▶ [Goal of the exercise]: The records below must be output exactly, without pictures.

▶ [Data section]:
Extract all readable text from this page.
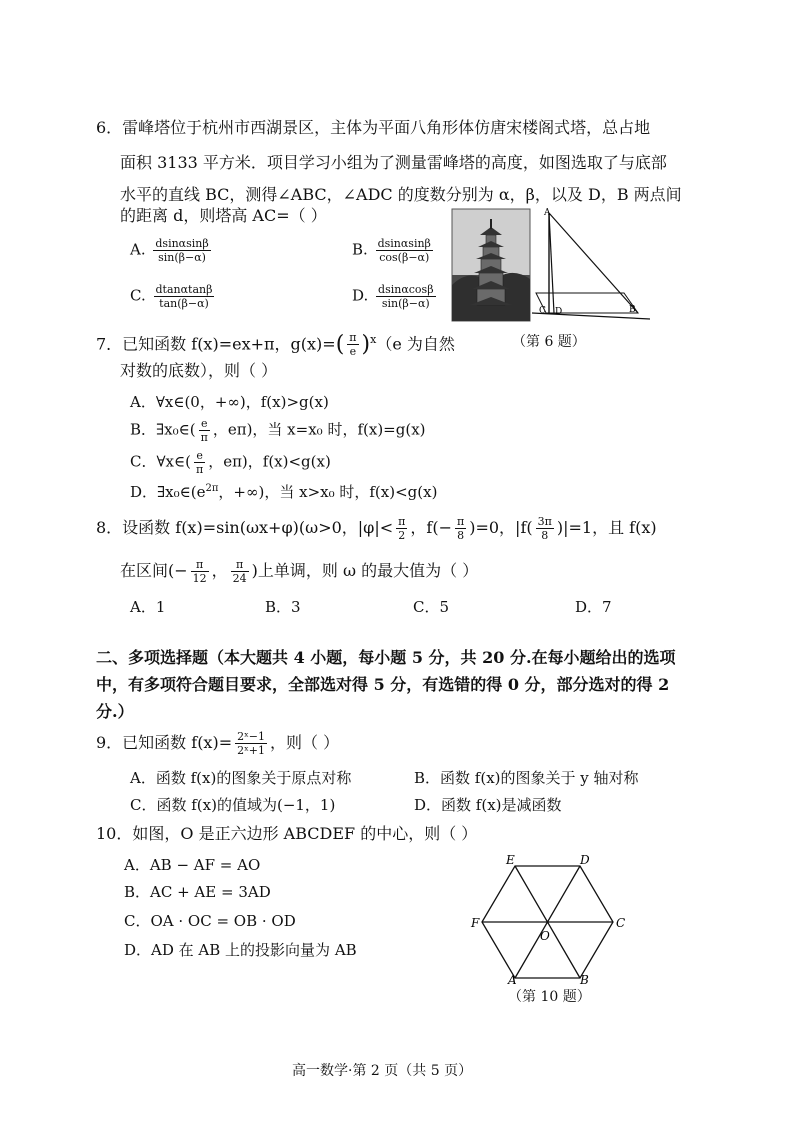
6．雷峰塔位于杭州市西湖景区，主体为平面八角形体仿唐宋楼阁式塔，总占地
面积 3133 平方米．项目学习小组为了测量雷峰塔的高度，如图选取了与底部
水平的直线 BC，测得∠ABC，∠ADC 的度数分别为 α，β，以及 D，B 两点间
的距离 d，则塔高 AC=（ ）
A. $\frac{dsin\alpha\sin\beta}{\sin(\beta-\alpha)}$	B. $\frac{dsin\alpha\sin\beta}{\cos(\beta-\alpha)}$
C. $\frac{dtan\alpha\tan\beta}{\tan(\beta-\alpha)}$	D. $\frac{dsin\alpha\cos\beta}{\sin(\beta-\alpha)}$
A
B
C D
（第 6 题）
7．已知函数 f(x)=ex+π，$g(x)=( \frac{\pi}{e} )^x(e$ 为自然
对数的底数），则（ ）
A．∀x∈(0，+∞)，f(x)>g(x)
B．∃x₀∈( $\frac{e}{\pi}$ ，eπ)，当 x=x₀ 时，f(x)=g(x)
C．∀x∈( $\frac{e}{\pi}$ ，eπ)，f(x)<g(x)
D．$\exists x_0\in(e^{2\pi}$，+∞)，当 x>x₀ 时，f(x)<g(x)
8．设函数 f(x)=sin(ωx+φ)(ω>0，$|\varphi|< \frac{\pi}{2}$ ，$f(- \frac{\pi}{8} )=0$，$|f( \frac{3\pi}{8} )|=1$，且 f(x)
在区间(− $\frac{\pi}{12}$ ， $\frac{\pi}{24}$ )上单调，则 ω 的最大值为（ ）
A．1	B．3	C．5	D．7
二、多项选择题（本大题共 4 小题，每小题 5 分，共 20 分.在每小题给出的选项
中，有多项符合题目要求，全部选对得 5 分，有选错的得 0 分，部分选对的得 2
分.）
9．已知函数 $f(x)= \frac{\text{2ˣ−1}}{\text{2ˣ+1}}$ ，则（ ）
A．函数 f(x)的图象关于原点对称	B．函数 f(x)的图象关于 y 轴对称
C．函数 f(x)的值域为(−1，1)	D．函数 f(x)是减函数
10．如图，O 是正六边形 ABCDEF 的中心，则（ ）
A．AB − AF = AO
B．AC + AE = 3AD
C．OA · OC = OB · OD
D．AD 在 AB 上的投影向量为 AB
E	D
C
F
O
A	B
（第 10 题）
高一数学·第 2 页（共 5 页）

▶ [Solution to the problem]:
Extract all readable text from this page.
6．雷峰塔位于杭州市西湖景区，主体为平面八角形体仿唐宋楼阁式塔，总占地
面积 3133 平方米．项目学习小组为了测量雷峰塔的高度，如图选取了与底部
水平的直线 BC，测得∠ABC，∠ADC 的度数分别为 α，β，以及 D，B 两点间
的距离 d，则塔高 AC=（ ）
A. $\frac{dsin\alpha\sin\beta}{\sin(\beta-\alpha)}$	B. $\frac{dsin\alpha\sin\beta}{\cos(\beta-\alpha)}$
C. $\frac{dtan\alpha\tan\beta}{\tan(\beta-\alpha)}$	D. $\frac{dsin\alpha\cos\beta}{\sin(\beta-\alpha)}$
A
B
C D
（第 6 题）
7．已知函数 f(x)=ex+π，$g(x)=( \frac{\pi}{e} )^x(e$ 为自然
对数的底数），则（ ）
A．∀x∈(0，+∞)，f(x)>g(x)
B．∃x₀∈( $\frac{e}{\pi}$ ，eπ)，当 x=x₀ 时，f(x)=g(x)
C．∀x∈( $\frac{e}{\pi}$ ，eπ)，f(x)<g(x)
D．$\exists x_0\in(e^{2\pi}$，+∞)，当 x>x₀ 时，f(x)<g(x)
8．设函数 f(x)=sin(ωx+φ)(ω>0，$|\varphi|< \frac{\pi}{2}$ ，$f(- \frac{\pi}{8} )=0$，$|f( \frac{3\pi}{8} )|=1$，且 f(x)
在区间(− $\frac{\pi}{12}$ ， $\frac{\pi}{24}$ )上单调，则 ω 的最大值为（ ）
A．1	B．3	C．5	D．7
二、多项选择题（本大题共 4 小题，每小题 5 分，共 20 分.在每小题给出的选项
中，有多项符合题目要求，全部选对得 5 分，有选错的得 0 分，部分选对的得 2
分.）
9．已知函数 $f(x)= \frac{\text{2ˣ−1}}{\text{2ˣ+1}}$ ，则（ ）
A．函数 f(x)的图象关于原点对称	B．函数 f(x)的图象关于 y 轴对称
C．函数 f(x)的值域为(−1，1)	D．函数 f(x)是减函数
10．如图，O 是正六边形 ABCDEF 的中心，则（ ）
A．AB − AF = AO
B．AC + AE = 3AD
C．OA · OC = OB · OD
D．AD 在 AB 上的投影向量为 AB
E	D
C
F
O
A	B
（第 10 题）
高一数学·第 2 页（共 5 页）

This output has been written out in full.